*Passage given*
--------------------------------------------------

[zanata-users] List-forking. A clarification about Zanata admin rights

David Mason damason at redhat.com
Fri Sep 6 06:39:18 UTC 2013


Hi Sankarshan,

See responses inline.

----- Original Message -----
> From: "Sankarshan Mukhopadhyay" <sankarshan.mukhopadhyay at gmail.com>
> To: zanata-users at redhat.com
> Sent: Friday, 6 September, 2013 3:20:59 PM
> Subject: [zanata-users] List-forking. A clarification about Zanata admin	rights
> 
> Hi,
> 
> Isaac pointed out, rightfully so, that hijacking a self-introduction
> thread was poor form.
> 
> <https://lists.fedoraproject.org/pipermail/trans/2013-September/011034.html>
> mentions:
> 
> "For the coordinator of each language team who has not yet gained the
> admin privilege of your language team in ZANATA, please contact Issac,
> me or Red Hat employees of your language team. We will be happy to grant
> the admin privilege to you. (You must to be current coordinator on the
> team list.)"

--------------------------------------------------

*Supplied records*
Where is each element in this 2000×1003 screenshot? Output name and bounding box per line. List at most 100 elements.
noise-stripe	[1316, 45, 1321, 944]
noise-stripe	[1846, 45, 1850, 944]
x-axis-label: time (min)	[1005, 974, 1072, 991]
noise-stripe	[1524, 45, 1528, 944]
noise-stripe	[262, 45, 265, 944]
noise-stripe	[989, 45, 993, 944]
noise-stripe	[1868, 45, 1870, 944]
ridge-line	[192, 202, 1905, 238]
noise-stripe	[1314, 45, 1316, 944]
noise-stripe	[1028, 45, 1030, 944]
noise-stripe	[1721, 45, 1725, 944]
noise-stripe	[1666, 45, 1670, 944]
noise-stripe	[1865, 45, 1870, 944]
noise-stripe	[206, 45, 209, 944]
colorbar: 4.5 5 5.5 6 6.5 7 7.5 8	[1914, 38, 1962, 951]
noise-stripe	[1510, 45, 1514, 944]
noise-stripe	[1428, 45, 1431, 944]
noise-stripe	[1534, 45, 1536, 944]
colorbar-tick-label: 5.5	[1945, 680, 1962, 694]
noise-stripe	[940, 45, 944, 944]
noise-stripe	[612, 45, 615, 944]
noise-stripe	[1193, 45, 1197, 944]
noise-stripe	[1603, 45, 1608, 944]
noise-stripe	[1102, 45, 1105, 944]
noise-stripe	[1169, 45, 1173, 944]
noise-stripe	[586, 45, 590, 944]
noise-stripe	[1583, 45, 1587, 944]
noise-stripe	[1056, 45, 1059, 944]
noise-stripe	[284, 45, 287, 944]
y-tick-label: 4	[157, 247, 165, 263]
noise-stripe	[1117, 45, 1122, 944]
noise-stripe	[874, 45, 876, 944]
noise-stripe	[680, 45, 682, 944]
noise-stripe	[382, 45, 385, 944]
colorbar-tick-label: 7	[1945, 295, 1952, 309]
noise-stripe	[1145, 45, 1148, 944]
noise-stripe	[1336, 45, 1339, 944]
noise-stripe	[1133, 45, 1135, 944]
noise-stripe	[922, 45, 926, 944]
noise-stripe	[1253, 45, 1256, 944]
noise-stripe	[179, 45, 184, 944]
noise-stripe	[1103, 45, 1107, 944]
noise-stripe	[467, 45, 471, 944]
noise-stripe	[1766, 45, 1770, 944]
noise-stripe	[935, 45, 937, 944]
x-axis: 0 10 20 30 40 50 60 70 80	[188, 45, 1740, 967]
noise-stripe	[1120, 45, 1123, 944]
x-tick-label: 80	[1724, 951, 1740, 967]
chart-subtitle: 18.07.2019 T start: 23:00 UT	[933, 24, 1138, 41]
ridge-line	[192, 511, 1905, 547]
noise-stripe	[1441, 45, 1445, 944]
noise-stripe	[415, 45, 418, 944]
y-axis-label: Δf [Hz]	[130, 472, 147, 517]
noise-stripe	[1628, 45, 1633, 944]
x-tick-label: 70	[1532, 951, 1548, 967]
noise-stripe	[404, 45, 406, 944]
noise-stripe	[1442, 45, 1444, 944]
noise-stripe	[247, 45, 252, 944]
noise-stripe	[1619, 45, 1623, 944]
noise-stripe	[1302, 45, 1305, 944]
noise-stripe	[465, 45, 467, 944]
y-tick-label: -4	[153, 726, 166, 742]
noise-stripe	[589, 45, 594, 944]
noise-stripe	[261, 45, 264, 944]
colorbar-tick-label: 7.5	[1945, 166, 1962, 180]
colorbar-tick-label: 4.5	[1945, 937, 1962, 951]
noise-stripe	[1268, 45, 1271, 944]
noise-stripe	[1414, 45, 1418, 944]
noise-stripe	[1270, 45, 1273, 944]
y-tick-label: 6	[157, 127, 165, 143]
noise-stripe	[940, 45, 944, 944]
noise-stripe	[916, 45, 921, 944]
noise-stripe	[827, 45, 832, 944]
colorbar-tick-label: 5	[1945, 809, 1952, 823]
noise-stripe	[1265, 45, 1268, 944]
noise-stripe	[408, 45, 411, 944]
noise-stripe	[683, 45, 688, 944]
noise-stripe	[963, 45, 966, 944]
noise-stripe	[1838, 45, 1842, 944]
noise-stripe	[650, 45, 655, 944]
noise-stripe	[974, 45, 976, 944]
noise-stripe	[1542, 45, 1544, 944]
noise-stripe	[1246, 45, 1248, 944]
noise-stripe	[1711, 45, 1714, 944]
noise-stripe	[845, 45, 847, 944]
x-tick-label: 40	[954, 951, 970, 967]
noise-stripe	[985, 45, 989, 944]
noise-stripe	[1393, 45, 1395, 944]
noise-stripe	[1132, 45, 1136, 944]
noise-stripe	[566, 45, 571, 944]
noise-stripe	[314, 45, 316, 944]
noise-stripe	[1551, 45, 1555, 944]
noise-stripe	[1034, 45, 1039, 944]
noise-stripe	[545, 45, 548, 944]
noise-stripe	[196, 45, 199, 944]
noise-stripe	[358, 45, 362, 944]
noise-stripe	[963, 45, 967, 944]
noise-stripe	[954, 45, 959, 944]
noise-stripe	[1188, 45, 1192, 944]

--------------------------------------------------

*Request 1*
Retype the Zanata admin rights email from "See responses inline." up to and including "was poor form.".
*Request 2*
Name every header field shown in the quoted original message of the Zanata admin rights email.
The data has no role here.

*Exercise result 1*
See responses inline.

----- Original Message -----
> From: "Sankarshan Mukhopadhyay" <sankarshan.mukhopadhyay at gmail.com>
> To: zanata-users at redhat.com
> Sent: Friday, 6 September, 2013 3:20:59 PM
> Subject: [zanata-users] List-forking. A clarification about Zanata admin	rights
> 
> Hi,
> 
> Isaac pointed out, rightfully so, that hijacking a self-introduction
> thread was poor form.

*Exercise result 2*
From, To, Sent, Subject